Start Provided data
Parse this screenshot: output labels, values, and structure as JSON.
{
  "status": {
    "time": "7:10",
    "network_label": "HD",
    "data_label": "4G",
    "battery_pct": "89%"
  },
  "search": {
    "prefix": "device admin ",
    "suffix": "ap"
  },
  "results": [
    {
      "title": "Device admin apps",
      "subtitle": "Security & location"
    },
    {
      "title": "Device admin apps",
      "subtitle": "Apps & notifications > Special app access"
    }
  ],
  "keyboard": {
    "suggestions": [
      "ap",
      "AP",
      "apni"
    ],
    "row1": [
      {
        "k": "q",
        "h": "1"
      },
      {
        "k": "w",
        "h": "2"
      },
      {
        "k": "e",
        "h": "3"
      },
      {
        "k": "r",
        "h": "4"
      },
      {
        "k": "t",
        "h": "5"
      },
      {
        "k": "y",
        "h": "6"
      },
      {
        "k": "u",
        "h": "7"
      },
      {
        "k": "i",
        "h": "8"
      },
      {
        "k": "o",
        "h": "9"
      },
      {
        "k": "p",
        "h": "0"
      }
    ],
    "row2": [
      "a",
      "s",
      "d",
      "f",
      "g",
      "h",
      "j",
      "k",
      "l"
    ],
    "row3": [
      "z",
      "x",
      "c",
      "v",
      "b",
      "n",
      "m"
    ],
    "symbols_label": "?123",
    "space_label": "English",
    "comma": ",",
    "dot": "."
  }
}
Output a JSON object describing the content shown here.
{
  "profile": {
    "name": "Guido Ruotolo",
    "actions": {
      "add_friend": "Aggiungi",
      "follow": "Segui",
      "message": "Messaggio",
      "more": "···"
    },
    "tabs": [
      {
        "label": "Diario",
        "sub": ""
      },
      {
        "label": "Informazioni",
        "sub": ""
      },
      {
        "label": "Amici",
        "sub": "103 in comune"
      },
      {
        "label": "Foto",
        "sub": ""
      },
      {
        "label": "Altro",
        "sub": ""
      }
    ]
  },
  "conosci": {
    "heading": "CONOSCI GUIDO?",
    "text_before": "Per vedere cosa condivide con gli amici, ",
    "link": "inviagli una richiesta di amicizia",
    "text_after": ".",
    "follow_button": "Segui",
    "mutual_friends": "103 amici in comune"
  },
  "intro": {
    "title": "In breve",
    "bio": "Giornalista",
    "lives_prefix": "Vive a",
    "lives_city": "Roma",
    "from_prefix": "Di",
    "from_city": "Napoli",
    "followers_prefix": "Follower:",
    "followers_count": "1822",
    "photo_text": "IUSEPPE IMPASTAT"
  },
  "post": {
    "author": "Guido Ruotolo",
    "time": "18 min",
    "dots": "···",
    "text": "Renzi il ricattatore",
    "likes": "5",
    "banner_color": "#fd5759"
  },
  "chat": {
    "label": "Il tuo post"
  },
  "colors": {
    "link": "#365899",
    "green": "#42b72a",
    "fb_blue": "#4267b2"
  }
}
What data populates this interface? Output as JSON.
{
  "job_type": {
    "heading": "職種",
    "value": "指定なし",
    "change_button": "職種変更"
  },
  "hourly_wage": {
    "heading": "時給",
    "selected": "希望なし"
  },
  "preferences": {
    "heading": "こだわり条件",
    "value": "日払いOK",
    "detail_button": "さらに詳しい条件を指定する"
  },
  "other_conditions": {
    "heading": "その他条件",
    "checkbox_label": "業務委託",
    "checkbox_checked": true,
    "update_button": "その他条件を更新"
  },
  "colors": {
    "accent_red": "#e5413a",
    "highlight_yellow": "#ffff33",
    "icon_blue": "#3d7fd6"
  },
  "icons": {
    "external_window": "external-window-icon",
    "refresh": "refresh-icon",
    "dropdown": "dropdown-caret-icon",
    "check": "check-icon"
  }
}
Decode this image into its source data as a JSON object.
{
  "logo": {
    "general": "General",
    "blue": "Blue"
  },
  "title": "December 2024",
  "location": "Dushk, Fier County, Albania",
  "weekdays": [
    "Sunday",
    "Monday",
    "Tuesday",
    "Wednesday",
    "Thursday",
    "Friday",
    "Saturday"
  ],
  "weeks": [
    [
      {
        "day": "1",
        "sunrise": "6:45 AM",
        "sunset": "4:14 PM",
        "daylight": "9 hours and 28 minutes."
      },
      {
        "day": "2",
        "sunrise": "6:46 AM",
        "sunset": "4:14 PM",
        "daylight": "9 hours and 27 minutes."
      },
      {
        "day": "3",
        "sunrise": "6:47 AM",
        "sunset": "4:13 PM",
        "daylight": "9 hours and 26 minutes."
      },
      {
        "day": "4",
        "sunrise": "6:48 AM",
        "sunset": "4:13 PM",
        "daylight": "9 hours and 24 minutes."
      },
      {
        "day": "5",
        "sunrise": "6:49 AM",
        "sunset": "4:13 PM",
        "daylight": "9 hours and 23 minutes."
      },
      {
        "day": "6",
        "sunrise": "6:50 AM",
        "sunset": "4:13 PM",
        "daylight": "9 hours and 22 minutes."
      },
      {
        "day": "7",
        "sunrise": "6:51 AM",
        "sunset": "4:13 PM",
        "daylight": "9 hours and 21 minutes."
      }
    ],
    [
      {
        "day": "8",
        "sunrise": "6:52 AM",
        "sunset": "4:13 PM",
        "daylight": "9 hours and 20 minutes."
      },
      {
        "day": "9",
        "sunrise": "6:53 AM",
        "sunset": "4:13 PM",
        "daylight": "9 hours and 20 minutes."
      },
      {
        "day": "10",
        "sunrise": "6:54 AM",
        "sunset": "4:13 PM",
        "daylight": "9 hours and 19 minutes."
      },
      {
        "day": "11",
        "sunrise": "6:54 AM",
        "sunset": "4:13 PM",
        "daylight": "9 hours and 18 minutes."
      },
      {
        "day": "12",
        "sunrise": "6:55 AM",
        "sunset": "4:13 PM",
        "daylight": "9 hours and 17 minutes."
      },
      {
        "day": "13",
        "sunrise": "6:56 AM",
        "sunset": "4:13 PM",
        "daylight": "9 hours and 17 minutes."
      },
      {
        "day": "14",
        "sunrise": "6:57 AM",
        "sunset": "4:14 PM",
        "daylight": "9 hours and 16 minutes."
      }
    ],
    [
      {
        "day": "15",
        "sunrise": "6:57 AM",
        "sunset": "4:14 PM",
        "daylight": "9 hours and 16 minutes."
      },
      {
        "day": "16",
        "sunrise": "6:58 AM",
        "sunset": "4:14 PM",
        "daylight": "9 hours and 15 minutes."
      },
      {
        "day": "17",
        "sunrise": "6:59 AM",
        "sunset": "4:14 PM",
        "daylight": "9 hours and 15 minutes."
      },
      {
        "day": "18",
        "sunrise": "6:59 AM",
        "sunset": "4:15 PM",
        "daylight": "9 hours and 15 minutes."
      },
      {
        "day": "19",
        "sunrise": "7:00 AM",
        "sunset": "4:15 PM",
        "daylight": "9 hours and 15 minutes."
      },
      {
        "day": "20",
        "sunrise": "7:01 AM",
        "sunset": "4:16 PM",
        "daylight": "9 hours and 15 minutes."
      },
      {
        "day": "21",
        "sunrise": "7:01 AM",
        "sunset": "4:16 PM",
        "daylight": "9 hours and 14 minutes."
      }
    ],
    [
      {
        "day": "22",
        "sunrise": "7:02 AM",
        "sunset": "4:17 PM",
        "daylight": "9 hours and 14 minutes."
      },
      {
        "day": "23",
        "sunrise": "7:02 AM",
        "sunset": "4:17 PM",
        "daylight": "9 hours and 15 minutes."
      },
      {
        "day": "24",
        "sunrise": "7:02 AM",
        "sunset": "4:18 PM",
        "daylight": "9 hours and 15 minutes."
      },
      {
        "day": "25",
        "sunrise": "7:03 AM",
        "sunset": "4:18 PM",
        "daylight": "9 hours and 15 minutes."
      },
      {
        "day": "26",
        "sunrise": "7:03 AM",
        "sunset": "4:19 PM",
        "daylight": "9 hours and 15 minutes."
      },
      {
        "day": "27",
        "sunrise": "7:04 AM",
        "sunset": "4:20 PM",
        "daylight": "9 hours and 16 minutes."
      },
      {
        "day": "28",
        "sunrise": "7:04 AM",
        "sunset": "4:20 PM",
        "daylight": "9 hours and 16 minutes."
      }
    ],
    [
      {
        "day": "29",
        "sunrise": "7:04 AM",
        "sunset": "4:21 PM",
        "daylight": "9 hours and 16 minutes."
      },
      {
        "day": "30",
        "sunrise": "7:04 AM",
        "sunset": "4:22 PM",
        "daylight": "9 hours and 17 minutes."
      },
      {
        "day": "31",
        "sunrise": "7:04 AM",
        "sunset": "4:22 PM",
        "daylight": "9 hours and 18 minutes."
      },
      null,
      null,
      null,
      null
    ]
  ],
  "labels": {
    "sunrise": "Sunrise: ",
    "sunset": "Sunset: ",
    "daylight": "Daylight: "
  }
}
End Provided data
■ **Task goal**:
Extract each line holding the string "link".

■ **Solution to the exercise**:
    "link": "inviagli una richiesta di amicizia",
    "link": "#365899",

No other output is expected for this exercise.